Reproduce each line of the material exactly, minus any picture.

──────

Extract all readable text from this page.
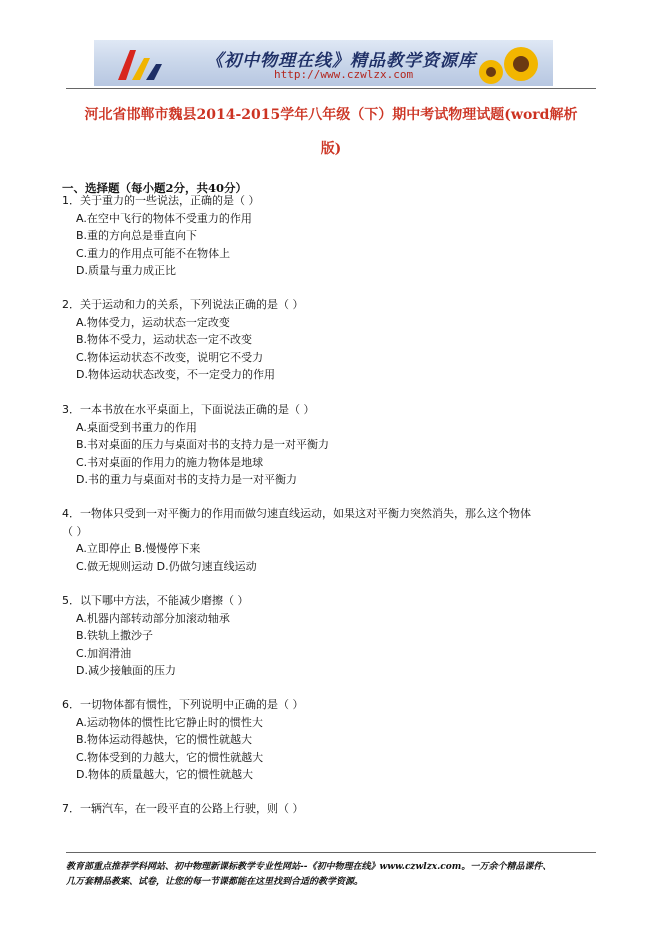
《初中物理在线》精品教学资源库
http://www.czwlzx.com
河北省邯郸市魏县2014-2015学年八年级（下）期中考试物理试题(word解析
版)
一、选择题（每小题2分，共40分）
1．关于重力的一些说法，正确的是（ ）
A.在空中飞行的物体不受重力的作用
B.重的方向总是垂直向下
C.重力的作用点可能不在物体上
D.质量与重力成正比
2．关于运动和力的关系，下列说法正确的是（ ）
A.物体受力，运动状态一定改变
B.物体不受力，运动状态一定不改变
C.物体运动状态不改变，说明它不受力
D.物体运动状态改变，不一定受力的作用
3．一本书放在水平桌面上，下面说法正确的是（ ）
A.桌面受到书重力的作用
B.书对桌面的压力与桌面对书的支持力是一对平衡力
C.书对桌面的作用力的施力物体是地球
D.书的重力与桌面对书的支持力是一对平衡力
4．一物体只受到一对平衡力的作用而做匀速直线运动，如果这对平衡力突然消失，那么这个物体
（ ）
A.立即停止 B.慢慢停下来
C.做无规则运动 D.仍做匀速直线运动
5．以下哪中方法，不能减少磨擦（ ）
A.机器内部转动部分加滚动轴承
B.铁轨上撒沙子
C.加润滑油
D.减少接触面的压力
6．一切物体都有惯性，下列说明中正确的是（ ）
A.运动物体的惯性比它静止时的惯性大
B.物体运动得越快，它的惯性就越大
C.物体受到的力越大，它的惯性就越大
D.物体的质量越大，它的惯性就越大
7．一辆汽车，在一段平直的公路上行驶，则（ ）
教育部重点推荐学科网站、初中物理新课标教学专业性网站--《初中物理在线》www.czwlzx.com。一万余个精品课件、
几万套精品教案、试卷，让您的每一节课都能在这里找到合适的教学资源。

──────

ANSWER TO THE TASK =>
Extract all readable text from this page.
《初中物理在线》精品教学资源库
http://www.czwlzx.com
河北省邯郸市魏县2014-2015学年八年级（下）期中考试物理试题(word解析
版)
一、选择题（每小题2分，共40分）
1．关于重力的一些说法，正确的是（ ）
A.在空中飞行的物体不受重力的作用
B.重的方向总是垂直向下
C.重力的作用点可能不在物体上
D.质量与重力成正比
2．关于运动和力的关系，下列说法正确的是（ ）
A.物体受力，运动状态一定改变
B.物体不受力，运动状态一定不改变
C.物体运动状态不改变，说明它不受力
D.物体运动状态改变，不一定受力的作用
3．一本书放在水平桌面上，下面说法正确的是（ ）
A.桌面受到书重力的作用
B.书对桌面的压力与桌面对书的支持力是一对平衡力
C.书对桌面的作用力的施力物体是地球
D.书的重力与桌面对书的支持力是一对平衡力
4．一物体只受到一对平衡力的作用而做匀速直线运动，如果这对平衡力突然消失，那么这个物体
（ ）
A.立即停止 B.慢慢停下来
C.做无规则运动 D.仍做匀速直线运动
5．以下哪中方法，不能减少磨擦（ ）
A.机器内部转动部分加滚动轴承
B.铁轨上撒沙子
C.加润滑油
D.减少接触面的压力
6．一切物体都有惯性，下列说明中正确的是（ ）
A.运动物体的惯性比它静止时的惯性大
B.物体运动得越快，它的惯性就越大
C.物体受到的力越大，它的惯性就越大
D.物体的质量越大，它的惯性就越大
7．一辆汽车，在一段平直的公路上行驶，则（ ）
教育部重点推荐学科网站、初中物理新课标教学专业性网站--《初中物理在线》www.czwlzx.com。一万余个精品课件、
几万套精品教案、试卷，让您的每一节课都能在这里找到合适的教学资源。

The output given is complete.